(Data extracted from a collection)
## START

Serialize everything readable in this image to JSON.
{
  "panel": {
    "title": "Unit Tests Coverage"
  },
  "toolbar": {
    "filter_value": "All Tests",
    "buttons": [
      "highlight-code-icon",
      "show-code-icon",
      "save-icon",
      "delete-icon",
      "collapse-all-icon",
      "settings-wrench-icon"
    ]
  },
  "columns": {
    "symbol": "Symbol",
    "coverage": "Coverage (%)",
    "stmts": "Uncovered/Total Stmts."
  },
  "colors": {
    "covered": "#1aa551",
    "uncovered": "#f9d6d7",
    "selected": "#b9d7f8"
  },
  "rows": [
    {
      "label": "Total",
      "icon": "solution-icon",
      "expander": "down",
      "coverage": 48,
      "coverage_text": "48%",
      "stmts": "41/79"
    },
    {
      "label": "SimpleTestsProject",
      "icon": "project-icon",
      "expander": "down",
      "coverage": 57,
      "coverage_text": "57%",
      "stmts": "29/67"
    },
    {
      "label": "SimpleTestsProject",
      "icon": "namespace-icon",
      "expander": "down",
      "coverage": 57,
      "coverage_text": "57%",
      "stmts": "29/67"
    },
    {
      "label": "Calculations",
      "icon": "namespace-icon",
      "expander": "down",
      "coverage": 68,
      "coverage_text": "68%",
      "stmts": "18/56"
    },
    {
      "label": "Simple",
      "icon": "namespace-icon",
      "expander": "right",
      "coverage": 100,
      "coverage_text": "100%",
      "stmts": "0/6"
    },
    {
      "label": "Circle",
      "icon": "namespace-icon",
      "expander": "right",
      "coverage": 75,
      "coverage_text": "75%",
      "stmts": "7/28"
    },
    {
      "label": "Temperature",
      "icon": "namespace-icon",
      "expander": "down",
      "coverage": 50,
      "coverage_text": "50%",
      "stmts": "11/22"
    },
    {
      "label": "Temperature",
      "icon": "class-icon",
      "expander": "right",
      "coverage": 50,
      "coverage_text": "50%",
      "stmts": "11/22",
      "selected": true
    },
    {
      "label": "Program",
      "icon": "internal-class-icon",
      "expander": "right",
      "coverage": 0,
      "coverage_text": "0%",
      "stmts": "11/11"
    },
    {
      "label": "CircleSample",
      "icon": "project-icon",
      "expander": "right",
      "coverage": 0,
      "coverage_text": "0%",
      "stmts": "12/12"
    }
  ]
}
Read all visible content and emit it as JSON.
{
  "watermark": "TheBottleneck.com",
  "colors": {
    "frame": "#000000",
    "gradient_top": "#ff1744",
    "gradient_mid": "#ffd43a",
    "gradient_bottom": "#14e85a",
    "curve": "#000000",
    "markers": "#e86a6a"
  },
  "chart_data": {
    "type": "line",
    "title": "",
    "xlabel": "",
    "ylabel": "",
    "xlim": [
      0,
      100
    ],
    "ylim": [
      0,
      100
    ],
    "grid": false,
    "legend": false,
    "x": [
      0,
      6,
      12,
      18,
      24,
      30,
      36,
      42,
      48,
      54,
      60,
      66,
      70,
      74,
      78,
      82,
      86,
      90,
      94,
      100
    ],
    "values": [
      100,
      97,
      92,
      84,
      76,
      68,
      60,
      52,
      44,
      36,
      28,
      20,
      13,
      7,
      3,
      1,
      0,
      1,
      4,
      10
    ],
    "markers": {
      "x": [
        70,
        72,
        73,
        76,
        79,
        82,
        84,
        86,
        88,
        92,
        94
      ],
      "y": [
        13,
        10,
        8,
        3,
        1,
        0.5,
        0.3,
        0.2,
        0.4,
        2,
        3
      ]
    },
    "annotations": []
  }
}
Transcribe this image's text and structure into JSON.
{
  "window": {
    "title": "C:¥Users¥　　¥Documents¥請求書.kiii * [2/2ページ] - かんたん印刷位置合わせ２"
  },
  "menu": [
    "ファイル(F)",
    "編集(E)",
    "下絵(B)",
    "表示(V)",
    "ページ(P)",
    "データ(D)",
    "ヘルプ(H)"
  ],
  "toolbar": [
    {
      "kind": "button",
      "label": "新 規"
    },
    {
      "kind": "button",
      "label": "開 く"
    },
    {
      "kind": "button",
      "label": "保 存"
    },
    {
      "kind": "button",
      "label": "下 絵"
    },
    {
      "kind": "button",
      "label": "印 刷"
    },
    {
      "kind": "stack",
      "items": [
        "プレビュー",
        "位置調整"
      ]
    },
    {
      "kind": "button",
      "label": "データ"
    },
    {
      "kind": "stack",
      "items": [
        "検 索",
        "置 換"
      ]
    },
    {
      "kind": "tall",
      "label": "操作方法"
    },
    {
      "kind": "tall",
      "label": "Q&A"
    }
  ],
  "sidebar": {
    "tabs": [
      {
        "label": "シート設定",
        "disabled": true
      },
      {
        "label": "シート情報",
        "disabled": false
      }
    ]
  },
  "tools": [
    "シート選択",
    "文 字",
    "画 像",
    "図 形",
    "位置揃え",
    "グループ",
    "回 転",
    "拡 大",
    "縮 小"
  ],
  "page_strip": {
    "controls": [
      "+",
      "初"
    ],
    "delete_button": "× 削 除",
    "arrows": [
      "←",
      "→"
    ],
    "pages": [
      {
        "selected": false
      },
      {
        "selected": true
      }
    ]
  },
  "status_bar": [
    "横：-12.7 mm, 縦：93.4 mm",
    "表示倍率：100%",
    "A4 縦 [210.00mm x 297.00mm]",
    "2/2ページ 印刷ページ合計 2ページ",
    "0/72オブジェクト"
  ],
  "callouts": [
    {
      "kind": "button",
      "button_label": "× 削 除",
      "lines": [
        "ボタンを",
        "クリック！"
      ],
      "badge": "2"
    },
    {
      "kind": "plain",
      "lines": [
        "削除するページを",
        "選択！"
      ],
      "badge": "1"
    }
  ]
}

## END

### What you will do
Gather each line in the entries above where the string "JSON" is found.

### Solved exercise
Serialize everything readable in this image to JSON.
Read all visible content and emit it as JSON.
Transcribe this image's text and structure into JSON.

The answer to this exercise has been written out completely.